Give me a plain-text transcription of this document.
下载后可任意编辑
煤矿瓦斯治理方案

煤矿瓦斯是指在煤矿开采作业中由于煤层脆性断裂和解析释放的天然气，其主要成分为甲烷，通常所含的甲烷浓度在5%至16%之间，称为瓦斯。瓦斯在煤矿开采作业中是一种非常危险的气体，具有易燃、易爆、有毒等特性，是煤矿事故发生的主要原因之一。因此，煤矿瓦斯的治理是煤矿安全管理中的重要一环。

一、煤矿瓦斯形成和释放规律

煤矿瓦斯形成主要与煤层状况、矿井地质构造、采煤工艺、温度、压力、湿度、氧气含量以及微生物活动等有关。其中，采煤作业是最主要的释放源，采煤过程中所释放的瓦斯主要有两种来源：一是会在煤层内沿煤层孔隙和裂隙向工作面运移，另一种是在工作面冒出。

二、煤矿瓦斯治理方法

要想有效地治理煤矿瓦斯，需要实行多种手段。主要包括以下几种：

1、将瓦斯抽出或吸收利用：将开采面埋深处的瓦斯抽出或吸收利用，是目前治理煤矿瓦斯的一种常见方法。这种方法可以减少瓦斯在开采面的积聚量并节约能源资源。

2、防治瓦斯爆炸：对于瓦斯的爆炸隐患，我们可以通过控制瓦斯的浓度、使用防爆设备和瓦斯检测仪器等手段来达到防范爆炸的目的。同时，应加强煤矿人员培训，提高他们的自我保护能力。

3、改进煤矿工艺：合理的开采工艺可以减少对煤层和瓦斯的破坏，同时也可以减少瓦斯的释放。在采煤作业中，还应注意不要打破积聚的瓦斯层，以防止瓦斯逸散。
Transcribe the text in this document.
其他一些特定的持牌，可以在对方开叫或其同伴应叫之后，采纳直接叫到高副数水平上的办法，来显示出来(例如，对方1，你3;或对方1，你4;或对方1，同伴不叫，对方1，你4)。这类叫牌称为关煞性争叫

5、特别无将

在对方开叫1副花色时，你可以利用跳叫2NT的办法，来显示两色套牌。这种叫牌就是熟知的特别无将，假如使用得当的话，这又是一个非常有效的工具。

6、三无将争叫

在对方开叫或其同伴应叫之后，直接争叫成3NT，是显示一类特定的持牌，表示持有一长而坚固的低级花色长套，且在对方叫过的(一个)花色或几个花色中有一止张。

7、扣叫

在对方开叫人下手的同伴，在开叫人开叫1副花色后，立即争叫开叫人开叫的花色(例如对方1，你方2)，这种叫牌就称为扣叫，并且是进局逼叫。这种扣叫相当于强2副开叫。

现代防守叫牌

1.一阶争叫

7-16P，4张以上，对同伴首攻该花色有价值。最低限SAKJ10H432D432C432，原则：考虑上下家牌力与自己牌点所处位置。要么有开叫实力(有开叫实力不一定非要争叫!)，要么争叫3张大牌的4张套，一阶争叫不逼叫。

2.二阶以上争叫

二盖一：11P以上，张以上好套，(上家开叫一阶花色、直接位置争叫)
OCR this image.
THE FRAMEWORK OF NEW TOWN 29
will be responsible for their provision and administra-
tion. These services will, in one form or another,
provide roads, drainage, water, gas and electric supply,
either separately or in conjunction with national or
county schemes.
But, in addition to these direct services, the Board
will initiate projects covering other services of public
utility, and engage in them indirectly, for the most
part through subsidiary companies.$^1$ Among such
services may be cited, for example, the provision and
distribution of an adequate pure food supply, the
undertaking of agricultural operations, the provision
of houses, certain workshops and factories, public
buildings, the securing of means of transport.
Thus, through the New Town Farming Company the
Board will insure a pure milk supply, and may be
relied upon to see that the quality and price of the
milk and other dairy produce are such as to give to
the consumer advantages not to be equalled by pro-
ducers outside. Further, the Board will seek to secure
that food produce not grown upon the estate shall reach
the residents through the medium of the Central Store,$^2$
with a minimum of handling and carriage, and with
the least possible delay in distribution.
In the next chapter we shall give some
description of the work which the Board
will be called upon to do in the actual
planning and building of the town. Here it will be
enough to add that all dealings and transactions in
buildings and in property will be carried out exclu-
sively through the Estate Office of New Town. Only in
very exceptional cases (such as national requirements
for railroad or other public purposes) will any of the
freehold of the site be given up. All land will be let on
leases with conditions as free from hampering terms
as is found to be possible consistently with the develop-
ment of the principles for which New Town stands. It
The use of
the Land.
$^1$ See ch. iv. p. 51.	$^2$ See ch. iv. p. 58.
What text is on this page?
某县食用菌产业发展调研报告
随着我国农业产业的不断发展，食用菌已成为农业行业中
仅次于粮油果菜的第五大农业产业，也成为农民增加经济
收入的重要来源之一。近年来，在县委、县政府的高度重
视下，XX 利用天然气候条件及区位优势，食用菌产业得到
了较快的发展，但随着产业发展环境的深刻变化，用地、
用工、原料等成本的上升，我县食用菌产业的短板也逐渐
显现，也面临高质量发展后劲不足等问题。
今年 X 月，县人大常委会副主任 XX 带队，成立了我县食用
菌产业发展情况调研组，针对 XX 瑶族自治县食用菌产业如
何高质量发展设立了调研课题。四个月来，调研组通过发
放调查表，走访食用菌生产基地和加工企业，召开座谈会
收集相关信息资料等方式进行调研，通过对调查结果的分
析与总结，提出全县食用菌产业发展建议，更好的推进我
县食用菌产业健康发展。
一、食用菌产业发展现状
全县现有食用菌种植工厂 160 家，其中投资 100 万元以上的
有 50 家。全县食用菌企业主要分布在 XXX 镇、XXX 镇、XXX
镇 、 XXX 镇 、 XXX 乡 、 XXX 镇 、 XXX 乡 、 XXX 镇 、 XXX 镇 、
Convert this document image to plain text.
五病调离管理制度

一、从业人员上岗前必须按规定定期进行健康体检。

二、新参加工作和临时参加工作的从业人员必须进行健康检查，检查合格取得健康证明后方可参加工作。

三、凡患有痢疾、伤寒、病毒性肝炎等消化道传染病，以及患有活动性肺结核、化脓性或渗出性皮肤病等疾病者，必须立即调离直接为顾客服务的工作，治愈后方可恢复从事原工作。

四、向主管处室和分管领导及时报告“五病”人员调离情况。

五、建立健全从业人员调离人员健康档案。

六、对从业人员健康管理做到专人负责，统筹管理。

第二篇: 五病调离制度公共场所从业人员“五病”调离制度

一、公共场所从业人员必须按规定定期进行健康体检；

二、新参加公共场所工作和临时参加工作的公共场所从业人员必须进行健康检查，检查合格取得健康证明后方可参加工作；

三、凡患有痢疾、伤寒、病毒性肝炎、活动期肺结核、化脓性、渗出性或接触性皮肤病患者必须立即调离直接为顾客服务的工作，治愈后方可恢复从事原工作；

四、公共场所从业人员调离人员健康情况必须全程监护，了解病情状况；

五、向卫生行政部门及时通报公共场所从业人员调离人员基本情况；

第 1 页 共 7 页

= = = =

** What the exercise asks **
Reproduce each line from the records that contains the word "national".

** The answer **
either separately or in conjunction with national or
very exceptional cases (such as national requirements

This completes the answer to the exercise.